§ **WORK TO DO**
Which lines hold the word "JSON"? Copy each of them from the material.

## Begin SUPPLIED ENTRIES

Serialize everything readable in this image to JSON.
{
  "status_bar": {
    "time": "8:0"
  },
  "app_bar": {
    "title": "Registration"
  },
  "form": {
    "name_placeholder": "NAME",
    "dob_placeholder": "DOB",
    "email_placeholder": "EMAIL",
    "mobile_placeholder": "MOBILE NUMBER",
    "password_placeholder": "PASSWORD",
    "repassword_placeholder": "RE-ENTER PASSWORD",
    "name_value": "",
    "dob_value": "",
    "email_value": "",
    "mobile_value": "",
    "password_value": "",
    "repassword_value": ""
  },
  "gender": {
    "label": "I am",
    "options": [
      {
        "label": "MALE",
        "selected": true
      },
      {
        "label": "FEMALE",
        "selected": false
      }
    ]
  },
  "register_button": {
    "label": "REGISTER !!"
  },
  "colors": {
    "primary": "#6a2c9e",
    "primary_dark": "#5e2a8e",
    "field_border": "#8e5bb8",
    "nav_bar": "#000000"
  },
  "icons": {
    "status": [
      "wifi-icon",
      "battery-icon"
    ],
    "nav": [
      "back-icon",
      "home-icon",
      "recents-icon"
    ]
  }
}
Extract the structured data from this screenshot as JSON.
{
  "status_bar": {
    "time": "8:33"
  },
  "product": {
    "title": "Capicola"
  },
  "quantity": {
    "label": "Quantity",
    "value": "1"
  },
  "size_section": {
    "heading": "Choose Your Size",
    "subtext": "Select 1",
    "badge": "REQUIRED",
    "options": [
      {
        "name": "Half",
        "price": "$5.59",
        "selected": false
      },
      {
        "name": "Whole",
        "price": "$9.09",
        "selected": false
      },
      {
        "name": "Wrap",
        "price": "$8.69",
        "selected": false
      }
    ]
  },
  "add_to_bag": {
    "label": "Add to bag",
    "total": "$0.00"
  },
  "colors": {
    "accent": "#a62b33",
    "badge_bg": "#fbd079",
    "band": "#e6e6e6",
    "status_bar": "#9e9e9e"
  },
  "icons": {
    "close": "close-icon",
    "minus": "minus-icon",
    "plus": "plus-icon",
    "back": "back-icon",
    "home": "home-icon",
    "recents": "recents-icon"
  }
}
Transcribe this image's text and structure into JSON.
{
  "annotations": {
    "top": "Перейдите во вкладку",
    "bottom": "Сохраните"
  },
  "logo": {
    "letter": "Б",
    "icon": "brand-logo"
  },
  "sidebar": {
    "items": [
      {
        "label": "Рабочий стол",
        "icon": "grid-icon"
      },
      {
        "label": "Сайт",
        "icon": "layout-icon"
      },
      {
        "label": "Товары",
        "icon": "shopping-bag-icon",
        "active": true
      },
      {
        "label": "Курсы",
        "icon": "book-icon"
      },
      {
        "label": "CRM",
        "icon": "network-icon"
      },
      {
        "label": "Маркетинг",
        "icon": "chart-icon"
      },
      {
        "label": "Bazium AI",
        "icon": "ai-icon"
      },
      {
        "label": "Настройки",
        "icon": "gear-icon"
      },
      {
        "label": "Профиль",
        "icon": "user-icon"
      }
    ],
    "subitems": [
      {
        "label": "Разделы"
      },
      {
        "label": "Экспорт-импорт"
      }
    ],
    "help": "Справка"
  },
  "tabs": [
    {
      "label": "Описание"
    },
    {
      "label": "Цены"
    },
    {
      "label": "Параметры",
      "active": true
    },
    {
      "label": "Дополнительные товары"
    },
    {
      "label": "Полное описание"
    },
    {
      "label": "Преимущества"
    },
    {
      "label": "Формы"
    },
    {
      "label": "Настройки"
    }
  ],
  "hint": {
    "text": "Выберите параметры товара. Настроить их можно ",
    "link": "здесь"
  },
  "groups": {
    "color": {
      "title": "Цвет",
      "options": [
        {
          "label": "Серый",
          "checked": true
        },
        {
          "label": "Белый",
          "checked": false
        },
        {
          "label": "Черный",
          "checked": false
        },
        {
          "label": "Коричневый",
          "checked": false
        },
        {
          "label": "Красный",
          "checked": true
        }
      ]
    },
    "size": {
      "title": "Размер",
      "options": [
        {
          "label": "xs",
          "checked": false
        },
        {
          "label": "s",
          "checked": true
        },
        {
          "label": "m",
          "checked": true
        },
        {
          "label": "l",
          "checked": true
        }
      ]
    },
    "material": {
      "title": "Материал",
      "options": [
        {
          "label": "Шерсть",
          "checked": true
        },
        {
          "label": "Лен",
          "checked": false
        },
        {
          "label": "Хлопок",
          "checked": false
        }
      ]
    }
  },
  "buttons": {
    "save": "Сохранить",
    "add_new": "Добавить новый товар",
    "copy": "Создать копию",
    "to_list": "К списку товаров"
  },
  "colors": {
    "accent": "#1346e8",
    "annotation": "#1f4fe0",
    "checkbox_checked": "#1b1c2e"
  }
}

## End SUPPLIED ENTRIES

§ **SOLUTION**
Serialize everything readable in this image to JSON.
Extract the structured data from this screenshot as JSON.
Transcribe this image's text and structure into JSON.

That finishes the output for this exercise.